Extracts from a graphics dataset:
■ ■ ■ ■ ■ ■ ■
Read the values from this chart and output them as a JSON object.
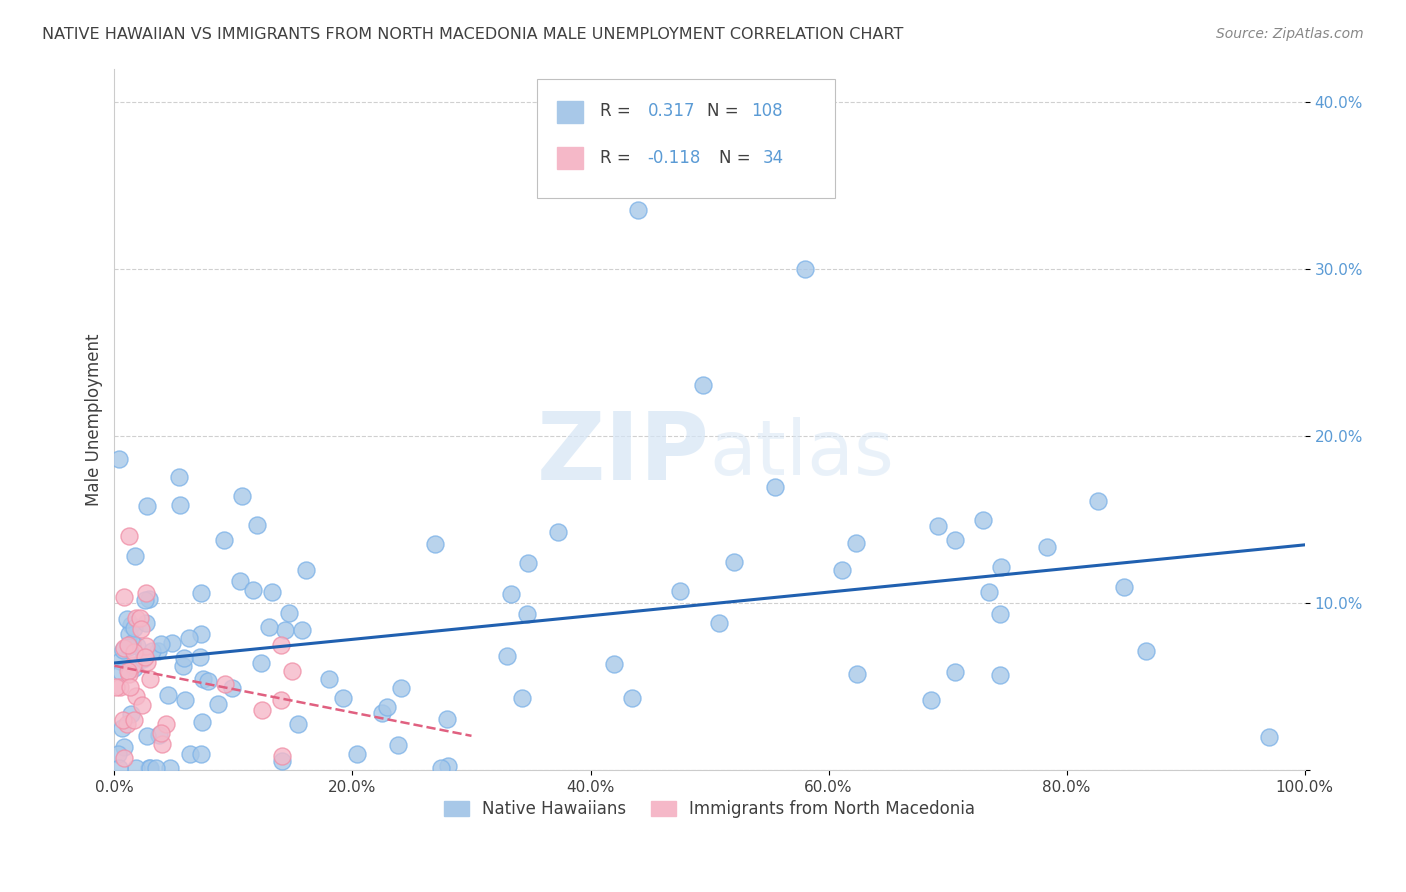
{
  "title": "NATIVE HAWAIIAN VS IMMIGRANTS FROM NORTH MACEDONIA MALE UNEMPLOYMENT CORRELATION CHART",
  "source": "Source: ZipAtlas.com",
  "ylabel": "Male Unemployment",
  "blue_R": 0.317,
  "blue_N": 108,
  "pink_R": -0.118,
  "pink_N": 34,
  "blue_color": "#A8C8E8",
  "pink_color": "#F5B8C8",
  "blue_line_color": "#2060B0",
  "pink_line_color": "#E06080",
  "blue_edge_color": "#7EB3E8",
  "pink_edge_color": "#F090A8",
  "xlim": [
    0,
    1.0
  ],
  "ylim": [
    0,
    0.42
  ],
  "xticks": [
    0.0,
    0.2,
    0.4,
    0.6,
    0.8,
    1.0
  ],
  "yticks": [
    0.0,
    0.1,
    0.2,
    0.3,
    0.4
  ],
  "legend_label_blue": "Native Hawaiians",
  "legend_label_pink": "Immigrants from North Macedonia",
  "watermark_zip": "ZIP",
  "watermark_atlas": "atlas",
  "title_color": "#404040",
  "source_color": "#888888",
  "ylabel_color": "#404040",
  "ytick_color": "#5B9BD5",
  "xtick_color": "#404040",
  "grid_color": "#D0D0D0",
  "legend_text_color": "#404040",
  "legend_value_color": "#5B9BD5"
}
■ ■ ■ ■ ■ ■ ■
Problem description: Write the entries above out in full, exactly, with no images.

Solution to the exercise:
Read the values from this chart and output them as a JSON object.
{
  "title": "NATIVE HAWAIIAN VS IMMIGRANTS FROM NORTH MACEDONIA MALE UNEMPLOYMENT CORRELATION CHART",
  "source": "Source: ZipAtlas.com",
  "ylabel": "Male Unemployment",
  "blue_R": 0.317,
  "blue_N": 108,
  "pink_R": -0.118,
  "pink_N": 34,
  "blue_color": "#A8C8E8",
  "pink_color": "#F5B8C8",
  "blue_line_color": "#2060B0",
  "pink_line_color": "#E06080",
  "blue_edge_color": "#7EB3E8",
  "pink_edge_color": "#F090A8",
  "xlim": [
    0,
    1.0
  ],
  "ylim": [
    0,
    0.42
  ],
  "xticks": [
    0.0,
    0.2,
    0.4,
    0.6,
    0.8,
    1.0
  ],
  "yticks": [
    0.0,
    0.1,
    0.2,
    0.3,
    0.4
  ],
  "legend_label_blue": "Native Hawaiians",
  "legend_label_pink": "Immigrants from North Macedonia",
  "watermark_zip": "ZIP",
  "watermark_atlas": "atlas",
  "title_color": "#404040",
  "source_color": "#888888",
  "ylabel_color": "#404040",
  "ytick_color": "#5B9BD5",
  "xtick_color": "#404040",
  "grid_color": "#D0D0D0",
  "legend_text_color": "#404040",
  "legend_value_color": "#5B9BD5"
}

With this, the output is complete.